In the entries that follow, find the word "個案研究" and report each line it is on.

[Extracted data entries]
^^^^^^^^^^^^^^^^

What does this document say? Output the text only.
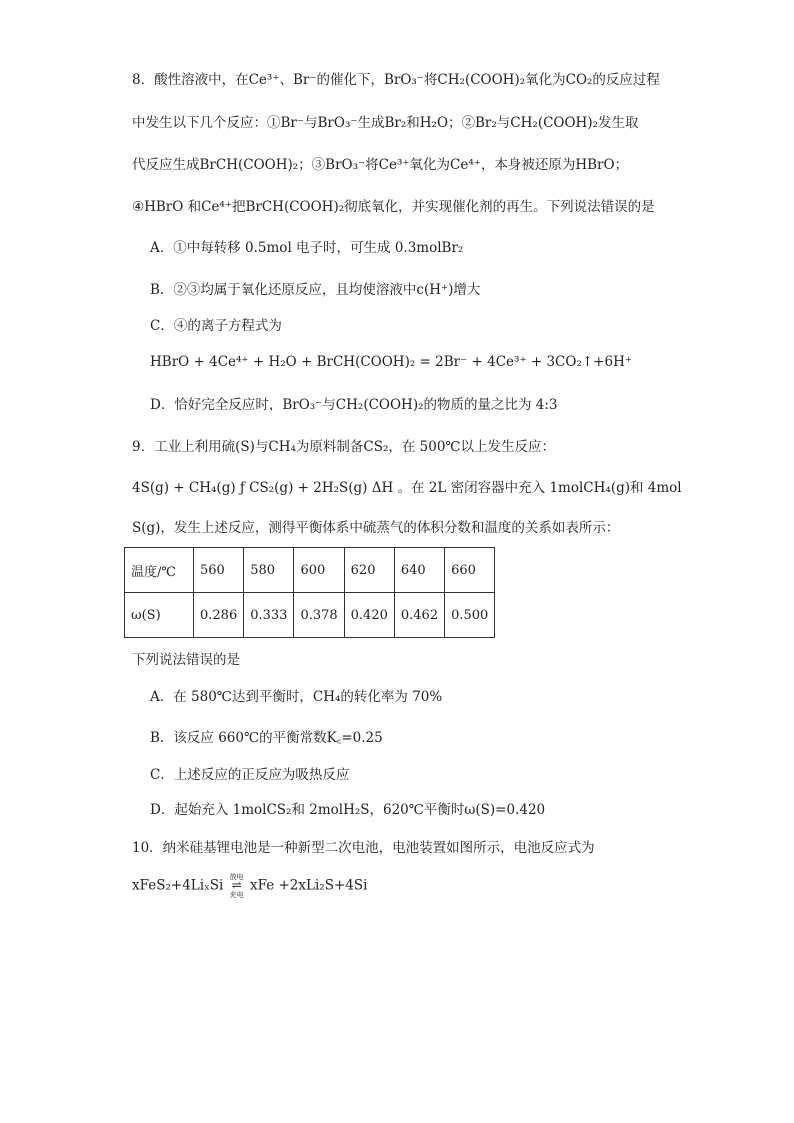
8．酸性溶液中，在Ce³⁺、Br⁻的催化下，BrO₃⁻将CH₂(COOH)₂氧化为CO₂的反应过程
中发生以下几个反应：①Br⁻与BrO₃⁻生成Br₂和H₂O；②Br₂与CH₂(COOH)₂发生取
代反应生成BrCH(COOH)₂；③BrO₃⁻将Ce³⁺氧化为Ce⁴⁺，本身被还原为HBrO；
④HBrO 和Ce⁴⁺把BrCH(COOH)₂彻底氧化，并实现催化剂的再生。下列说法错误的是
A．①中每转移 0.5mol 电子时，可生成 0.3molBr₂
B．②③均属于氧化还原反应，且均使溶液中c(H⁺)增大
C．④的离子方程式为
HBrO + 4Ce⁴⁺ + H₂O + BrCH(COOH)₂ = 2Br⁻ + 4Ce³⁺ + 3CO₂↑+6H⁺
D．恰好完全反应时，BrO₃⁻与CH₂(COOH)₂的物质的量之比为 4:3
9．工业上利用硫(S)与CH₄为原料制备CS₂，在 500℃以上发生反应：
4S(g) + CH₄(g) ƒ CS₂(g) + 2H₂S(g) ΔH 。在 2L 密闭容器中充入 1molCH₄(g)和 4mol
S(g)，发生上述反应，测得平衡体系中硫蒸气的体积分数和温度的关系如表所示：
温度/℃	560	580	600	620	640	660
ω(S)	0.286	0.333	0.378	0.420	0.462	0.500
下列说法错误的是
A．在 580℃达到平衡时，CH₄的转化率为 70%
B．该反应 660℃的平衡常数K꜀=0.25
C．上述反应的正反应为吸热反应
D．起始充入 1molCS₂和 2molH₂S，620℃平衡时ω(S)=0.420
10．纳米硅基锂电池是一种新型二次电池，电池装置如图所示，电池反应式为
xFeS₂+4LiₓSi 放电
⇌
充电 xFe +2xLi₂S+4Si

^^^^^^^^^^^^^^^^

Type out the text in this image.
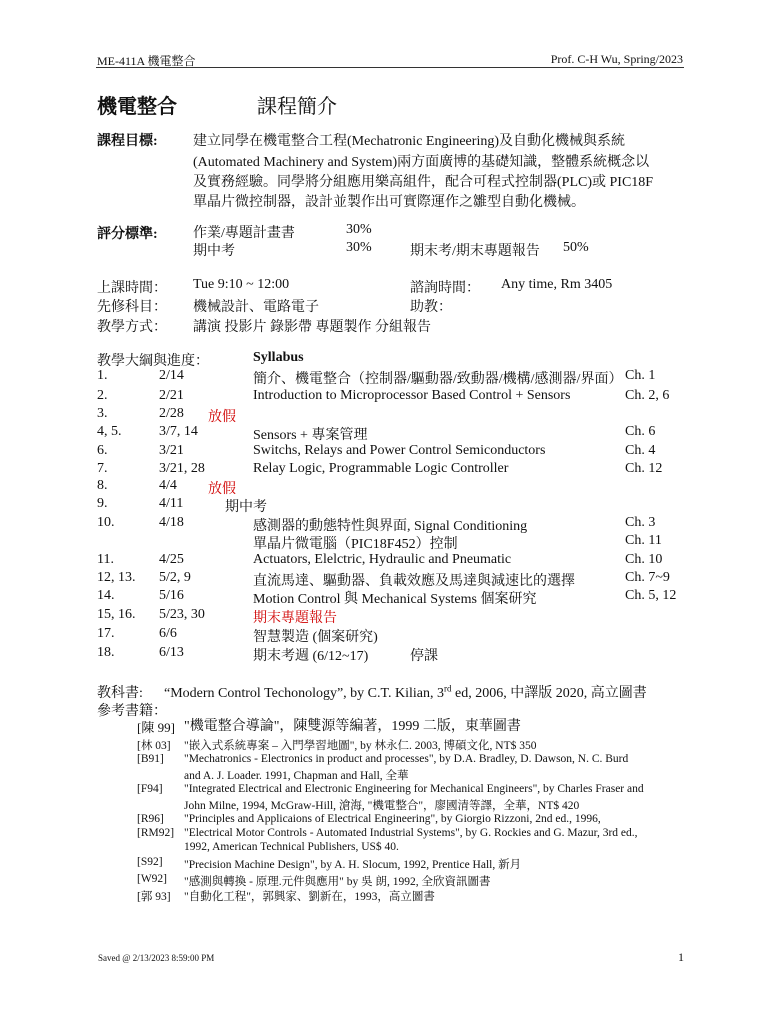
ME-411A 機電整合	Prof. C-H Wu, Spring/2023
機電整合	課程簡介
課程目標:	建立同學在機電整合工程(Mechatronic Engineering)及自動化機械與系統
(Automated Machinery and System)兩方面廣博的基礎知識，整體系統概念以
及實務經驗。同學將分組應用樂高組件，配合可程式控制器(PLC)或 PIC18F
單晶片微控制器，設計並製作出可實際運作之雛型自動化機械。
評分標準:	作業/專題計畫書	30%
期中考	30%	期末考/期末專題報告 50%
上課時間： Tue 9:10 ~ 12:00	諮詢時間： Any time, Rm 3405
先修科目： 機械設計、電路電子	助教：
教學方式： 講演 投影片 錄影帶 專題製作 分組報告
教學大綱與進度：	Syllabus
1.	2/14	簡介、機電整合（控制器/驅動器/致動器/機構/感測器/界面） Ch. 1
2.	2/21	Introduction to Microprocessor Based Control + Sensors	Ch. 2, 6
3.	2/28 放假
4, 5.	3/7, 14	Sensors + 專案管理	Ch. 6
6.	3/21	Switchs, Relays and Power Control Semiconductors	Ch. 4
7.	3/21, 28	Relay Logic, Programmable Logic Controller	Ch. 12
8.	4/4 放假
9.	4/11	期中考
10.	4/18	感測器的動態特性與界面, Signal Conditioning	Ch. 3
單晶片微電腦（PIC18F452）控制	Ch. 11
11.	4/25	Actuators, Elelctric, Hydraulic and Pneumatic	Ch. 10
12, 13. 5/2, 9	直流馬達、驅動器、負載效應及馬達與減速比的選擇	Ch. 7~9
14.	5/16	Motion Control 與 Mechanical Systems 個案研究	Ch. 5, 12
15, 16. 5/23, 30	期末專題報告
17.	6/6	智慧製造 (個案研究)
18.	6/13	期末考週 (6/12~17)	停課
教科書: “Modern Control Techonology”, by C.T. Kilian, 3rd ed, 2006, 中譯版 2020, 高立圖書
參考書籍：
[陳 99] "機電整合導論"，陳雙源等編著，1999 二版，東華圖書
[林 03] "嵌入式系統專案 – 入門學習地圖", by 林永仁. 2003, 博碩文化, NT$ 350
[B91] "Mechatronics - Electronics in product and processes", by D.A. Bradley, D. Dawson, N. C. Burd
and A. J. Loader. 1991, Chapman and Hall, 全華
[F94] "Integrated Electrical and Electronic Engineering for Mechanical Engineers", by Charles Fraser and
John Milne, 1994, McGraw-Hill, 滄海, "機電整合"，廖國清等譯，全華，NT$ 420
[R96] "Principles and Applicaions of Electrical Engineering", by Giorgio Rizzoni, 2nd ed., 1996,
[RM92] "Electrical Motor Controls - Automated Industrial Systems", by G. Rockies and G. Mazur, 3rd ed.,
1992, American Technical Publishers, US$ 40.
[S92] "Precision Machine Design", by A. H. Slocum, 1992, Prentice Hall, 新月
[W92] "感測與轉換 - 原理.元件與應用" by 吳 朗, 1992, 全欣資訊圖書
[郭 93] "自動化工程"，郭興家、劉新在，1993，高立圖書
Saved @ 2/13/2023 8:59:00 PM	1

^^^^^^^^^^^^^^^^

Finished answer
14.	5/16	Motion Control 與 Mechanical Systems 個案研究	Ch. 5, 12
17.	6/6	智慧製造 (個案研究)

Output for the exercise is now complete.